+++ SOURCE RECORDS

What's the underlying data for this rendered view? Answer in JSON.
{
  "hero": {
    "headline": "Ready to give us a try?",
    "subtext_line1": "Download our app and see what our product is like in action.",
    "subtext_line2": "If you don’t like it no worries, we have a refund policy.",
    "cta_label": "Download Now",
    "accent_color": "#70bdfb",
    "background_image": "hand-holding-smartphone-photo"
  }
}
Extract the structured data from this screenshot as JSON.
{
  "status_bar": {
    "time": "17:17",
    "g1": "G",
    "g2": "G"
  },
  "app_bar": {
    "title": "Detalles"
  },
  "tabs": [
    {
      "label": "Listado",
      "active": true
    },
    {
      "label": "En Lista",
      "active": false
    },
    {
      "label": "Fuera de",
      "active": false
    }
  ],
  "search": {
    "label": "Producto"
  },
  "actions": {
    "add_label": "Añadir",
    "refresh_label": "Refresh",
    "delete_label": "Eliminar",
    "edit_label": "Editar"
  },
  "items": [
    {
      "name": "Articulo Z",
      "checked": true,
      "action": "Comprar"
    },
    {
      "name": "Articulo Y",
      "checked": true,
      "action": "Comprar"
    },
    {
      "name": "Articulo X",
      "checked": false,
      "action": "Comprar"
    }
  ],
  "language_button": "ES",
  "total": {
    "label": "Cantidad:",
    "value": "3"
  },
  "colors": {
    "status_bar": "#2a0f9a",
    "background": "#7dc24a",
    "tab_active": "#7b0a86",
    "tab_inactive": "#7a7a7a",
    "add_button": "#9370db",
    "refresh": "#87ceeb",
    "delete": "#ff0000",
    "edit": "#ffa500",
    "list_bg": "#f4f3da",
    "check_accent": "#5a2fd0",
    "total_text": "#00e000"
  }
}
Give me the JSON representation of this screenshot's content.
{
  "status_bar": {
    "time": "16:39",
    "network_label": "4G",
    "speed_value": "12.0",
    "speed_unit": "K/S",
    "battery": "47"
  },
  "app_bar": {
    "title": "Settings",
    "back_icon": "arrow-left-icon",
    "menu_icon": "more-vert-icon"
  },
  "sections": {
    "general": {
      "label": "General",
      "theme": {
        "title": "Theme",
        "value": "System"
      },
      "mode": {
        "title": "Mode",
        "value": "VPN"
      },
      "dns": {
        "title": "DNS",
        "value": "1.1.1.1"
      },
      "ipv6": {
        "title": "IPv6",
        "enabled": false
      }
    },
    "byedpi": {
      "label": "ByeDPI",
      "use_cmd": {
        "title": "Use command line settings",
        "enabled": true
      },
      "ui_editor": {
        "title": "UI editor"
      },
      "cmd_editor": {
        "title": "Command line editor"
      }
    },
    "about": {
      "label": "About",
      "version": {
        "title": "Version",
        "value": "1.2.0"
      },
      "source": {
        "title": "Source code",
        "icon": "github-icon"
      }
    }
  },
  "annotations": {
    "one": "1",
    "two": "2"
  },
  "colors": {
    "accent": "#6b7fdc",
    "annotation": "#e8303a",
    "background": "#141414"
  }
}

++++++

_TASK STATEMENT:_ Reproduce the material exactly, with every line intact.

_EXPECTED OUTPUT:_
What's the underlying data for this rendered view? Answer in JSON.
{
  "hero": {
    "headline": "Ready to give us a try?",
    "subtext_line1": "Download our app and see what our product is like in action.",
    "subtext_line2": "If you don’t like it no worries, we have a refund policy.",
    "cta_label": "Download Now",
    "accent_color": "#70bdfb",
    "background_image": "hand-holding-smartphone-photo"
  }
}
Extract the structured data from this screenshot as JSON.
{
  "status_bar": {
    "time": "17:17",
    "g1": "G",
    "g2": "G"
  },
  "app_bar": {
    "title": "Detalles"
  },
  "tabs": [
    {
      "label": "Listado",
      "active": true
    },
    {
      "label": "En Lista",
      "active": false
    },
    {
      "label": "Fuera de",
      "active": false
    }
  ],
  "search": {
    "label": "Producto"
  },
  "actions": {
    "add_label": "Añadir",
    "refresh_label": "Refresh",
    "delete_label": "Eliminar",
    "edit_label": "Editar"
  },
  "items": [
    {
      "name": "Articulo Z",
      "checked": true,
      "action": "Comprar"
    },
    {
      "name": "Articulo Y",
      "checked": true,
      "action": "Comprar"
    },
    {
      "name": "Articulo X",
      "checked": false,
      "action": "Comprar"
    }
  ],
  "language_button": "ES",
  "total": {
    "label": "Cantidad:",
    "value": "3"
  },
  "colors": {
    "status_bar": "#2a0f9a",
    "background": "#7dc24a",
    "tab_active": "#7b0a86",
    "tab_inactive": "#7a7a7a",
    "add_button": "#9370db",
    "refresh": "#87ceeb",
    "delete": "#ff0000",
    "edit": "#ffa500",
    "list_bg": "#f4f3da",
    "check_accent": "#5a2fd0",
    "total_text": "#00e000"
  }
}
Give me the JSON representation of this screenshot's content.
{
  "status_bar": {
    "time": "16:39",
    "network_label": "4G",
    "speed_value": "12.0",
    "speed_unit": "K/S",
    "battery": "47"
  },
  "app_bar": {
    "title": "Settings",
    "back_icon": "arrow-left-icon",
    "menu_icon": "more-vert-icon"
  },
  "sections": {
    "general": {
      "label": "General",
      "theme": {
        "title": "Theme",
        "value": "System"
      },
      "mode": {
        "title": "Mode",
        "value": "VPN"
      },
      "dns": {
        "title": "DNS",
        "value": "1.1.1.1"
      },
      "ipv6": {
        "title": "IPv6",
        "enabled": false
      }
    },
    "byedpi": {
      "label": "ByeDPI",
      "use_cmd": {
        "title": "Use command line settings",
        "enabled": true
      },
      "ui_editor": {
        "title": "UI editor"
      },
      "cmd_editor": {
        "title": "Command line editor"
      }
    },
    "about": {
      "label": "About",
      "version": {
        "title": "Version",
        "value": "1.2.0"
      },
      "source": {
        "title": "Source code",
        "icon": "github-icon"
      }
    }
  },
  "annotations": {
    "one": "1",
    "two": "2"
  },
  "colors": {
    "accent": "#6b7fdc",
    "annotation": "#e8303a",
    "background": "#141414"
  }
}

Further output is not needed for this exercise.